▶ _EXERCISE GOAL_: Each line containing the word "Shanghai" should be found and copied.

▶ _ENTRIES SHOWN_:
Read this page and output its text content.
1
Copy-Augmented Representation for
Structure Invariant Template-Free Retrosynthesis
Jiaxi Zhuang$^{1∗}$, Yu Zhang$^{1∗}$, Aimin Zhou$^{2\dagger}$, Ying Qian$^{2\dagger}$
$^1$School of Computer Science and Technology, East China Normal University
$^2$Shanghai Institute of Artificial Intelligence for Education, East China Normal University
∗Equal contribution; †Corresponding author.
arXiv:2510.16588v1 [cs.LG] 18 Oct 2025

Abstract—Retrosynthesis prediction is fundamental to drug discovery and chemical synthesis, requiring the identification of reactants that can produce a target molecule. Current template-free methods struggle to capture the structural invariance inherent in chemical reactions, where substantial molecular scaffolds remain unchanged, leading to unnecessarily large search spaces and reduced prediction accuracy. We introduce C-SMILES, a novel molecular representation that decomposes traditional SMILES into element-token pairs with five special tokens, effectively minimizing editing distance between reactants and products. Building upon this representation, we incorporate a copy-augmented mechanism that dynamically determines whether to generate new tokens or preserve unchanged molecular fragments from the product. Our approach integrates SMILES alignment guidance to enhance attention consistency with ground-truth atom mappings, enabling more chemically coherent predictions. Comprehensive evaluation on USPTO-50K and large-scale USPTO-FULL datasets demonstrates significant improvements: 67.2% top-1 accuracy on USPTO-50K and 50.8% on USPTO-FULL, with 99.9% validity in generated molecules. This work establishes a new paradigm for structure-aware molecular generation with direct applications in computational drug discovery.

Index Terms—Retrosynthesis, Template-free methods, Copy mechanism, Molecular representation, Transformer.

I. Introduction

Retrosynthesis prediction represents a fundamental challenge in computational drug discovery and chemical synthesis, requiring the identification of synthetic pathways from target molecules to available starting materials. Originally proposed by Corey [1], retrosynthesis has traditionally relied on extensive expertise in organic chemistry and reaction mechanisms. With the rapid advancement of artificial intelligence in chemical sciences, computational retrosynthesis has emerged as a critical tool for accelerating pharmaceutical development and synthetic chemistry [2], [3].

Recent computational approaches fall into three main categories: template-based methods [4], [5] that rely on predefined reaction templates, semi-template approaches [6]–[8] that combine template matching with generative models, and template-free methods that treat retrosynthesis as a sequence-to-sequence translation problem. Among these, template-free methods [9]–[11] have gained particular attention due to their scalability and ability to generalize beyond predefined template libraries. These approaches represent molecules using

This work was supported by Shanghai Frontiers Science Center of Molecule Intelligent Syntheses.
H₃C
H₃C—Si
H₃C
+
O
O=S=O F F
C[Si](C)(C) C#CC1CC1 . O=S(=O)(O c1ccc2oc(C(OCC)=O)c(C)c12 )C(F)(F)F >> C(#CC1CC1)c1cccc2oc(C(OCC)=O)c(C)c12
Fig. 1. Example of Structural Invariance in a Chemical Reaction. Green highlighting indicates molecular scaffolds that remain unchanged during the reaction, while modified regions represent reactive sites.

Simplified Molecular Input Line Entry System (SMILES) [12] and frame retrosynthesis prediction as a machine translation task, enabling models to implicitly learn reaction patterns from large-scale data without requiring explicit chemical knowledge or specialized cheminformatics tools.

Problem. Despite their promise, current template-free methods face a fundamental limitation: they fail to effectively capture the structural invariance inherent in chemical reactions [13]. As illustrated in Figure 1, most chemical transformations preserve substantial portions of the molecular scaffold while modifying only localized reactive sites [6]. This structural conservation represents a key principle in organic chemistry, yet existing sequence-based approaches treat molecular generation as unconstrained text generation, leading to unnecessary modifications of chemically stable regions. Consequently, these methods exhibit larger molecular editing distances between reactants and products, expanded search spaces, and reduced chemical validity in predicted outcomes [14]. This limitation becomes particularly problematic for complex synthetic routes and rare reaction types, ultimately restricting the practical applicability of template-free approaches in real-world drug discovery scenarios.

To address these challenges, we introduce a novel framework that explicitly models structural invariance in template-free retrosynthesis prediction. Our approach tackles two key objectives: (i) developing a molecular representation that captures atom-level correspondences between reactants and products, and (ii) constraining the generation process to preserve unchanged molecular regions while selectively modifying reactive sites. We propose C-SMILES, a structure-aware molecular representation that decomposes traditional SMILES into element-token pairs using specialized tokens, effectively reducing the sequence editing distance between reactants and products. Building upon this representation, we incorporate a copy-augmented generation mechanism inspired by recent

▶ _REPLY_:
$^2$Shanghai Institute of Artificial Intelligence for Education, East China Normal University
This work was supported by Shanghai Frontiers Science Center of Molecule Intelligent Syntheses.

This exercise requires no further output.